━━━━━ Document text ━━━━━

February 27, 2020

When Emotions and Decisions Collide: Investigating the Role of Emotional Response in Breast Cancer Treatment

How is a provider's decision-making affected by a patient's strong emotional response to a diagnosis?


 

The risks of making decisions while impaired are well documented. Drugs, alcohol, and even lack of sleep all impair judgment.

What about emotional impairment? There isn't a roadside test for it, but Dr. Tasha Hughes, assistant professor of surgery at Michigan Medicine, is focused on the way emotion impacts surgeons’ decision-making, specifically with patients diagnosed with breast cancer. 

“I am interested in the way that providers change consciously or unconsciously how we deliver care to patients, how we talk about choices with patients and how these might depend on the behavior they demonstrate during our encounter,” Hughes said.

In the case of breast cancer, what those patients are showing their provider is a heightened emotional state.

Diagnoses and despair

Hughes has long had an interest in cognitive bias and has published on it in the space of treating cancer in obese patients

Emotion as a driver of clinical decision-making hit her radar during anthropological work she did observing tumor boards. The boards bring together health care providers from various specialties to discuss cancer cases and share knowledge and best practices. Hughes observed boards discussing all kinds of cancers.

“What stood out to me about the breast cancer board compared to other boards—liver, sarcoma, pancreas—was that we tend to really cluster around some issues of anxiety and emotion, even going so far as to refer to patients as hysterical, which has an old, gendered feel to it,” Hughes said.

Now that she’s practicing and seeing a lot of breast cancer patients, she’s experiencing that emotion firsthand. Patients seem to react more strongly to a breast cancer diagnosis, no matter the stage, than to other malignancies, Hughes said.

Since breast cancer is most commonly seen in women, is the perceived stronger emotional response more about the cohort than the diagnosis? Hughes doesn’t see the emotional response break down along gender lines with her male and female melanoma patients, so it seems inherent to the diagnosis.

━━━━━

__Exercise requirements__:
Answer these questions using the article on emotion and breast cancer treatment:
1. What position does Tasha Hughes hold at Michigan Medicine?
2. Which other tumor boards did Hughes compare the breast cancer board with?
3. In which of her patients does Hughes not see the emotional response break down along gender lines?
Work only from the text above.

━━━━━ Given data ━━━━━

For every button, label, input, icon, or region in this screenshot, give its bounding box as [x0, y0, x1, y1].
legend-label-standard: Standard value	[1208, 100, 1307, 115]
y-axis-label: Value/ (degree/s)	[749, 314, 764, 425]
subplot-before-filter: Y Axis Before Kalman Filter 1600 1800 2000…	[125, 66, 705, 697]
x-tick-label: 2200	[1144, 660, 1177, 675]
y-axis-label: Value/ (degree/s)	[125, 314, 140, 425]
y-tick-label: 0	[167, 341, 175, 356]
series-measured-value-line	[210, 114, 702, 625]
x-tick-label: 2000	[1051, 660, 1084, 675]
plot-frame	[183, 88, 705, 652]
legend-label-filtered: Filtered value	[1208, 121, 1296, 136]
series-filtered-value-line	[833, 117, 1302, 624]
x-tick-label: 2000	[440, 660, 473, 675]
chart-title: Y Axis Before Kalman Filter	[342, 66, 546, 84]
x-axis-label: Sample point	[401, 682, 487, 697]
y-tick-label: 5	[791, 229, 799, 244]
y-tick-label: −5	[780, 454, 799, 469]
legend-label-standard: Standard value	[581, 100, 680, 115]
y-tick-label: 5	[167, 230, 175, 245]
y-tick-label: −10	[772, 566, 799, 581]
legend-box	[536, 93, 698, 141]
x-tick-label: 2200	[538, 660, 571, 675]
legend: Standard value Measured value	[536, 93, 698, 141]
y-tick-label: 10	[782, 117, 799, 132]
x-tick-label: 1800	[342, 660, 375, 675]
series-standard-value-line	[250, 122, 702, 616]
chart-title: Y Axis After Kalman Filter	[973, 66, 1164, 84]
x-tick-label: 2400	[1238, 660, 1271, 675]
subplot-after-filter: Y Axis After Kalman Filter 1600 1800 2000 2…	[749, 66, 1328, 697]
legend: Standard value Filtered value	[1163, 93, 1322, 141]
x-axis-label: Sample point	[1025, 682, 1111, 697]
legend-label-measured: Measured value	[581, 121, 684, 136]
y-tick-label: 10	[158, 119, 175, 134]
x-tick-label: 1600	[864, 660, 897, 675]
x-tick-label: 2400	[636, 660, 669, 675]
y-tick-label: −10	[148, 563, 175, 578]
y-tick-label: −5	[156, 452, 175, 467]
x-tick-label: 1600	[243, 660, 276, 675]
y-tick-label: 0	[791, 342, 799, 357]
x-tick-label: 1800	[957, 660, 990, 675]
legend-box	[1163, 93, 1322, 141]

━━━━━

__Reply__:
1. Assistant professor of surgery.
2. Liver, sarcoma and pancreas.
3. Her male and female melanoma patients.